Exercise |
Reproduce all of the records exactly.

Material |
┏━━

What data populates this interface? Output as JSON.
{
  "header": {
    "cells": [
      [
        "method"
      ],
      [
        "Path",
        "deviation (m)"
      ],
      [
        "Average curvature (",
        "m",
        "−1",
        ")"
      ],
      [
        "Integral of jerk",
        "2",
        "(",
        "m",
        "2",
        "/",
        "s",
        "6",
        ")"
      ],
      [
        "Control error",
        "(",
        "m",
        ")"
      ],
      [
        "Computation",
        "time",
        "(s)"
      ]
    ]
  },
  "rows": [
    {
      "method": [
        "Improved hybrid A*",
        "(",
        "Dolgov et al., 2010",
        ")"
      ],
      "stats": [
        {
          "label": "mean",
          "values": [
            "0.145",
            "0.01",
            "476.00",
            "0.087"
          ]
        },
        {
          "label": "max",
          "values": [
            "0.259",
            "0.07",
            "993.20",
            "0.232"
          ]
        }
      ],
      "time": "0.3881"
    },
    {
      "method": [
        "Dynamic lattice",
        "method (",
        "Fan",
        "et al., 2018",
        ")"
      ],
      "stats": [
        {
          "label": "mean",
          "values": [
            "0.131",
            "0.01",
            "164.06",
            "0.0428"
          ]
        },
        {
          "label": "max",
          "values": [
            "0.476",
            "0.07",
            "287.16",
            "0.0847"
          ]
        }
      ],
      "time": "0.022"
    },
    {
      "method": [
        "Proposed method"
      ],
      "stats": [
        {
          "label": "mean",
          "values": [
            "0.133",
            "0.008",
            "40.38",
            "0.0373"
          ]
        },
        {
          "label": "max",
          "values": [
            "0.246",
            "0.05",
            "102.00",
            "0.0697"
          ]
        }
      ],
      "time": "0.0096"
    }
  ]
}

┗━━

Solution below |
What data populates this interface? Output as JSON.
{
  "header": {
    "cells": [
      [
        "method"
      ],
      [
        "Path",
        "deviation (m)"
      ],
      [
        "Average curvature (",
        "m",
        "−1",
        ")"
      ],
      [
        "Integral of jerk",
        "2",
        "(",
        "m",
        "2",
        "/",
        "s",
        "6",
        ")"
      ],
      [
        "Control error",
        "(",
        "m",
        ")"
      ],
      [
        "Computation",
        "time",
        "(s)"
      ]
    ]
  },
  "rows": [
    {
      "method": [
        "Improved hybrid A*",
        "(",
        "Dolgov et al., 2010",
        ")"
      ],
      "stats": [
        {
          "label": "mean",
          "values": [
            "0.145",
            "0.01",
            "476.00",
            "0.087"
          ]
        },
        {
          "label": "max",
          "values": [
            "0.259",
            "0.07",
            "993.20",
            "0.232"
          ]
        }
      ],
      "time": "0.3881"
    },
    {
      "method": [
        "Dynamic lattice",
        "method (",
        "Fan",
        "et al., 2018",
        ")"
      ],
      "stats": [
        {
          "label": "mean",
          "values": [
            "0.131",
            "0.01",
            "164.06",
            "0.0428"
          ]
        },
        {
          "label": "max",
          "values": [
            "0.476",
            "0.07",
            "287.16",
            "0.0847"
          ]
        }
      ],
      "time": "0.022"
    },
    {
      "method": [
        "Proposed method"
      ],
      "stats": [
        {
          "label": "mean",
          "values": [
            "0.133",
            "0.008",
            "40.38",
            "0.0373"
          ]
        },
        {
          "label": "max",
          "values": [
            "0.246",
            "0.05",
            "102.00",
            "0.0697"
          ]
        }
      ],
      "time": "0.0096"
    }
  ]
}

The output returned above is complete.